■ TASK DESCRIPTION ■
Reproduce every entry in the listing without alteration.

■ DATA SUPPLIED ■
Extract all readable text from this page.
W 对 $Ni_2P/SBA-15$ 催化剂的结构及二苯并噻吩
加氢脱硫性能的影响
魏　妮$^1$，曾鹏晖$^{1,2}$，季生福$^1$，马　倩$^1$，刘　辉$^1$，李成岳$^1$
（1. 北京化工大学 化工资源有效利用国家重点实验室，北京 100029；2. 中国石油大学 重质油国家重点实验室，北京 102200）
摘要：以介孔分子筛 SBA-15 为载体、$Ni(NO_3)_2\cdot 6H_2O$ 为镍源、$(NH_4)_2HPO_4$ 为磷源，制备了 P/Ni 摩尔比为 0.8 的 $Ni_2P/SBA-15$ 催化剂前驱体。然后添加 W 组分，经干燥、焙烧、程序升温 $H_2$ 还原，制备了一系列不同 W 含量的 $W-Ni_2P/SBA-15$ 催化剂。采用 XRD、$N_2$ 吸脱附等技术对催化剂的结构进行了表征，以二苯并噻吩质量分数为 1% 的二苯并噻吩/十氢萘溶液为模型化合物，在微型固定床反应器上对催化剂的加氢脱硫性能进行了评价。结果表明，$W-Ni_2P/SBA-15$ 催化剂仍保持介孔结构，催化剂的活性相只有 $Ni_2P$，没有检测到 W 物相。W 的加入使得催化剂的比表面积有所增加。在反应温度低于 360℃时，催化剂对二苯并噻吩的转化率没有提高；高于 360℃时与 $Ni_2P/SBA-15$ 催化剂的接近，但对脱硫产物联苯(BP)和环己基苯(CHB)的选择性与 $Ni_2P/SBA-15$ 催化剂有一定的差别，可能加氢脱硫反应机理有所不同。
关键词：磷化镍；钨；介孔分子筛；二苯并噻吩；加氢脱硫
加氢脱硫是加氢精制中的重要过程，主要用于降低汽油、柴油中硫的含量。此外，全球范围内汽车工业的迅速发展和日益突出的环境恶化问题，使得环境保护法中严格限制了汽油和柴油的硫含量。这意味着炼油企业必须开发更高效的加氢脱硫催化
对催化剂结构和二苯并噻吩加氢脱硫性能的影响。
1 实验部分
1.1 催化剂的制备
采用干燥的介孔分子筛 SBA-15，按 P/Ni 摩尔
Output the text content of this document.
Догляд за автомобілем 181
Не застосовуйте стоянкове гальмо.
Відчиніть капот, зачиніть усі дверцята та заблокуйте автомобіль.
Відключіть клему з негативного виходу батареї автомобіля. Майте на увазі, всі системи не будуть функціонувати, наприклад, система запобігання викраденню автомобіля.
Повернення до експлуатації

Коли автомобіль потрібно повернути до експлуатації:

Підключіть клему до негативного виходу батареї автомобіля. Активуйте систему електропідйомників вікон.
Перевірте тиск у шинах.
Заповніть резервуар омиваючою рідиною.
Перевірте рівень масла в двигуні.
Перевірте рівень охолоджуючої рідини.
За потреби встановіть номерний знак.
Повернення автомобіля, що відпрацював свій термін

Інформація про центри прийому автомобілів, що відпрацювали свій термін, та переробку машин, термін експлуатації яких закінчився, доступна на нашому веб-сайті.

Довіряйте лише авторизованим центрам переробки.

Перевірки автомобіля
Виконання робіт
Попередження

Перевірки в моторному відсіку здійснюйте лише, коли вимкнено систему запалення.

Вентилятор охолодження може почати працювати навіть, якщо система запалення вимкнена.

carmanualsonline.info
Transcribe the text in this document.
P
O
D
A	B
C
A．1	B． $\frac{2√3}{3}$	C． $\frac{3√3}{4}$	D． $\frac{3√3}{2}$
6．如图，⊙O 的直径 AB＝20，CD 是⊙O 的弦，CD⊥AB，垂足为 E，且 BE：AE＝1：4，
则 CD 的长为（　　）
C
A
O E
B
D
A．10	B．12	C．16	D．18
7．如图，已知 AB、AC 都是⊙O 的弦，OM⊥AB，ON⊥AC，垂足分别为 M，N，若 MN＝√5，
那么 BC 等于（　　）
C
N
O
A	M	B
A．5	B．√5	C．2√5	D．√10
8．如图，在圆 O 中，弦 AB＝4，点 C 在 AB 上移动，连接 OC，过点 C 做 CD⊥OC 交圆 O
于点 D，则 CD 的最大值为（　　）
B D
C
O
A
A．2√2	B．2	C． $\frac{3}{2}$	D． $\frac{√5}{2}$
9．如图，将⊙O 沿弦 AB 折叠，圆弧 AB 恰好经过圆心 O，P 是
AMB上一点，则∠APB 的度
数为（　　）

■ EXERCISE OUTPUT ■
Extract all readable text from this page.
W 对 $Ni_2P/SBA-15$ 催化剂的结构及二苯并噻吩
加氢脱硫性能的影响
魏　妮$^1$，曾鹏晖$^{1,2}$，季生福$^1$，马　倩$^1$，刘　辉$^1$，李成岳$^1$
（1. 北京化工大学 化工资源有效利用国家重点实验室，北京 100029；2. 中国石油大学 重质油国家重点实验室，北京 102200）
摘要：以介孔分子筛 SBA-15 为载体、$Ni(NO_3)_2\cdot 6H_2O$ 为镍源、$(NH_4)_2HPO_4$ 为磷源，制备了 P/Ni 摩尔比为 0.8 的 $Ni_2P/SBA-15$ 催化剂前驱体。然后添加 W 组分，经干燥、焙烧、程序升温 $H_2$ 还原，制备了一系列不同 W 含量的 $W-Ni_2P/SBA-15$ 催化剂。采用 XRD、$N_2$ 吸脱附等技术对催化剂的结构进行了表征，以二苯并噻吩质量分数为 1% 的二苯并噻吩/十氢萘溶液为模型化合物，在微型固定床反应器上对催化剂的加氢脱硫性能进行了评价。结果表明，$W-Ni_2P/SBA-15$ 催化剂仍保持介孔结构，催化剂的活性相只有 $Ni_2P$，没有检测到 W 物相。W 的加入使得催化剂的比表面积有所增加。在反应温度低于 360℃时，催化剂对二苯并噻吩的转化率没有提高；高于 360℃时与 $Ni_2P/SBA-15$ 催化剂的接近，但对脱硫产物联苯(BP)和环己基苯(CHB)的选择性与 $Ni_2P/SBA-15$ 催化剂有一定的差别，可能加氢脱硫反应机理有所不同。
关键词：磷化镍；钨；介孔分子筛；二苯并噻吩；加氢脱硫
加氢脱硫是加氢精制中的重要过程，主要用于降低汽油、柴油中硫的含量。此外，全球范围内汽车工业的迅速发展和日益突出的环境恶化问题，使得环境保护法中严格限制了汽油和柴油的硫含量。这意味着炼油企业必须开发更高效的加氢脱硫催化
对催化剂结构和二苯并噻吩加氢脱硫性能的影响。
1 实验部分
1.1 催化剂的制备
采用干燥的介孔分子筛 SBA-15，按 P/Ni 摩尔
Output the text content of this document.
Догляд за автомобілем 181
Не застосовуйте стоянкове гальмо.
Відчиніть капот, зачиніть усі дверцята та заблокуйте автомобіль.
Відключіть клему з негативного виходу батареї автомобіля. Майте на увазі, всі системи не будуть функціонувати, наприклад, система запобігання викраденню автомобіля.
Повернення до експлуатації

Коли автомобіль потрібно повернути до експлуатації:

Підключіть клему до негативного виходу батареї автомобіля. Активуйте систему електропідйомників вікон.
Перевірте тиск у шинах.
Заповніть резервуар омиваючою рідиною.
Перевірте рівень масла в двигуні.
Перевірте рівень охолоджуючої рідини.
За потреби встановіть номерний знак.
Повернення автомобіля, що відпрацював свій термін

Інформація про центри прийому автомобілів, що відпрацювали свій термін, та переробку машин, термін експлуатації яких закінчився, доступна на нашому веб-сайті.

Довіряйте лише авторизованим центрам переробки.

Перевірки автомобіля
Виконання робіт
Попередження

Перевірки в моторному відсіку здійснюйте лише, коли вимкнено систему запалення.

Вентилятор охолодження може почати працювати навіть, якщо система запалення вимкнена.

carmanualsonline.info
Transcribe the text in this document.
P
O
D
A	B
C
A．1	B． $\frac{2√3}{3}$	C． $\frac{3√3}{4}$	D． $\frac{3√3}{2}$
6．如图，⊙O 的直径 AB＝20，CD 是⊙O 的弦，CD⊥AB，垂足为 E，且 BE：AE＝1：4，
则 CD 的长为（　　）
C
A
O E
B
D
A．10	B．12	C．16	D．18
7．如图，已知 AB、AC 都是⊙O 的弦，OM⊥AB，ON⊥AC，垂足分别为 M，N，若 MN＝√5，
那么 BC 等于（　　）
C
N
O
A	M	B
A．5	B．√5	C．2√5	D．√10
8．如图，在圆 O 中，弦 AB＝4，点 C 在 AB 上移动，连接 OC，过点 C 做 CD⊥OC 交圆 O
于点 D，则 CD 的最大值为（　　）
B D
C
O
A
A．2√2	B．2	C． $\frac{3}{2}$	D． $\frac{√5}{2}$
9．如图，将⊙O 沿弦 AB 折叠，圆弧 AB 恰好经过圆心 O，P 是
AMB上一点，则∠APB 的度
数为（　　）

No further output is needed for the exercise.